SHORT PROBLEM: Read the data and repeat it in full, exactly.

PROVIDED MATERIAL:

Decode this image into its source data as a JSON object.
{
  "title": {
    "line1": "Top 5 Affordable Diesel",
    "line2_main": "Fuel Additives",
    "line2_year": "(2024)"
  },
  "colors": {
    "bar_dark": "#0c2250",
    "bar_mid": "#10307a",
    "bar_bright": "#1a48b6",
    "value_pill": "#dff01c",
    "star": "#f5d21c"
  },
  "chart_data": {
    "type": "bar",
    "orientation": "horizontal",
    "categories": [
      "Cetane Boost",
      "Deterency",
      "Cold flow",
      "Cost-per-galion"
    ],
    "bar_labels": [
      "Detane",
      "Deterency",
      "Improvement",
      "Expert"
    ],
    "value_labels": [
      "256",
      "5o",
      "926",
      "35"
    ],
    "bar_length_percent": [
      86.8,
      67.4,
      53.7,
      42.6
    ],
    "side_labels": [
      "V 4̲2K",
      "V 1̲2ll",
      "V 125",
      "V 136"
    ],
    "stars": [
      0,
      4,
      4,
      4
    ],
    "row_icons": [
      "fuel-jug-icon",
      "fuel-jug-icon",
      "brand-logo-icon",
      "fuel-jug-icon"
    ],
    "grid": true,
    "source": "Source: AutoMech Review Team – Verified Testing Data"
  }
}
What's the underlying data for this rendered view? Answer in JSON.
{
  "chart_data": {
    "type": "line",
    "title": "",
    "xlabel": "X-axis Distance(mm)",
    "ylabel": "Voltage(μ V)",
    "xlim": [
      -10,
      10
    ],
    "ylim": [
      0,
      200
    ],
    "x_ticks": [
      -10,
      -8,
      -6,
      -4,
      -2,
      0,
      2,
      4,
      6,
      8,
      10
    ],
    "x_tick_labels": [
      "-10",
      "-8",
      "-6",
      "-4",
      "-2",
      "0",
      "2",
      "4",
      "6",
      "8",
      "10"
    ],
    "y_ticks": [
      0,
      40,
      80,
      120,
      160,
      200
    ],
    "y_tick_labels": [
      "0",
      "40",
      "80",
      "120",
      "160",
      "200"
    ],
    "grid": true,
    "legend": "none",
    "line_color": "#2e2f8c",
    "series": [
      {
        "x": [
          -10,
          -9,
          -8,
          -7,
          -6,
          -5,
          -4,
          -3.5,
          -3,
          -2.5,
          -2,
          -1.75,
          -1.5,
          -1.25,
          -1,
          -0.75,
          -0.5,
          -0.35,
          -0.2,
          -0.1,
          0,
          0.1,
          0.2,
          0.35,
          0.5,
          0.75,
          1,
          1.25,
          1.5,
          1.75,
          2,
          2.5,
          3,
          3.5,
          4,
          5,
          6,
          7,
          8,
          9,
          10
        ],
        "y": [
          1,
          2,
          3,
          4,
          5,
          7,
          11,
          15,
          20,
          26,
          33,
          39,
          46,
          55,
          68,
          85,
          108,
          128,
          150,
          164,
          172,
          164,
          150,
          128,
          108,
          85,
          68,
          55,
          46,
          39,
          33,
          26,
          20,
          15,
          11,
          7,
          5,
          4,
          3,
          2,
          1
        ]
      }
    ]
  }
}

FULL SOLUTION:
Decode this image into its source data as a JSON object.
{
  "title": {
    "line1": "Top 5 Affordable Diesel",
    "line2_main": "Fuel Additives",
    "line2_year": "(2024)"
  },
  "colors": {
    "bar_dark": "#0c2250",
    "bar_mid": "#10307a",
    "bar_bright": "#1a48b6",
    "value_pill": "#dff01c",
    "star": "#f5d21c"
  },
  "chart_data": {
    "type": "bar",
    "orientation": "horizontal",
    "categories": [
      "Cetane Boost",
      "Deterency",
      "Cold flow",
      "Cost-per-galion"
    ],
    "bar_labels": [
      "Detane",
      "Deterency",
      "Improvement",
      "Expert"
    ],
    "value_labels": [
      "256",
      "5o",
      "926",
      "35"
    ],
    "bar_length_percent": [
      86.8,
      67.4,
      53.7,
      42.6
    ],
    "side_labels": [
      "V 4̲2K",
      "V 1̲2ll",
      "V 125",
      "V 136"
    ],
    "stars": [
      0,
      4,
      4,
      4
    ],
    "row_icons": [
      "fuel-jug-icon",
      "fuel-jug-icon",
      "brand-logo-icon",
      "fuel-jug-icon"
    ],
    "grid": true,
    "source": "Source: AutoMech Review Team – Verified Testing Data"
  }
}
What's the underlying data for this rendered view? Answer in JSON.
{
  "chart_data": {
    "type": "line",
    "title": "",
    "xlabel": "X-axis Distance(mm)",
    "ylabel": "Voltage(μ V)",
    "xlim": [
      -10,
      10
    ],
    "ylim": [
      0,
      200
    ],
    "x_ticks": [
      -10,
      -8,
      -6,
      -4,
      -2,
      0,
      2,
      4,
      6,
      8,
      10
    ],
    "x_tick_labels": [
      "-10",
      "-8",
      "-6",
      "-4",
      "-2",
      "0",
      "2",
      "4",
      "6",
      "8",
      "10"
    ],
    "y_ticks": [
      0,
      40,
      80,
      120,
      160,
      200
    ],
    "y_tick_labels": [
      "0",
      "40",
      "80",
      "120",
      "160",
      "200"
    ],
    "grid": true,
    "legend": "none",
    "line_color": "#2e2f8c",
    "series": [
      {
        "x": [
          -10,
          -9,
          -8,
          -7,
          -6,
          -5,
          -4,
          -3.5,
          -3,
          -2.5,
          -2,
          -1.75,
          -1.5,
          -1.25,
          -1,
          -0.75,
          -0.5,
          -0.35,
          -0.2,
          -0.1,
          0,
          0.1,
          0.2,
          0.35,
          0.5,
          0.75,
          1,
          1.25,
          1.5,
          1.75,
          2,
          2.5,
          3,
          3.5,
          4,
          5,
          6,
          7,
          8,
          9,
          10
        ],
        "y": [
          1,
          2,
          3,
          4,
          5,
          7,
          11,
          15,
          20,
          26,
          33,
          39,
          46,
          55,
          68,
          85,
          108,
          128,
          150,
          164,
          172,
          164,
          150,
          128,
          108,
          85,
          68,
          55,
          46,
          39,
          33,
          26,
          20,
          15,
          11,
          7,
          5,
          4,
          3,
          2,
          1
        ]
      }
    ]
  }
}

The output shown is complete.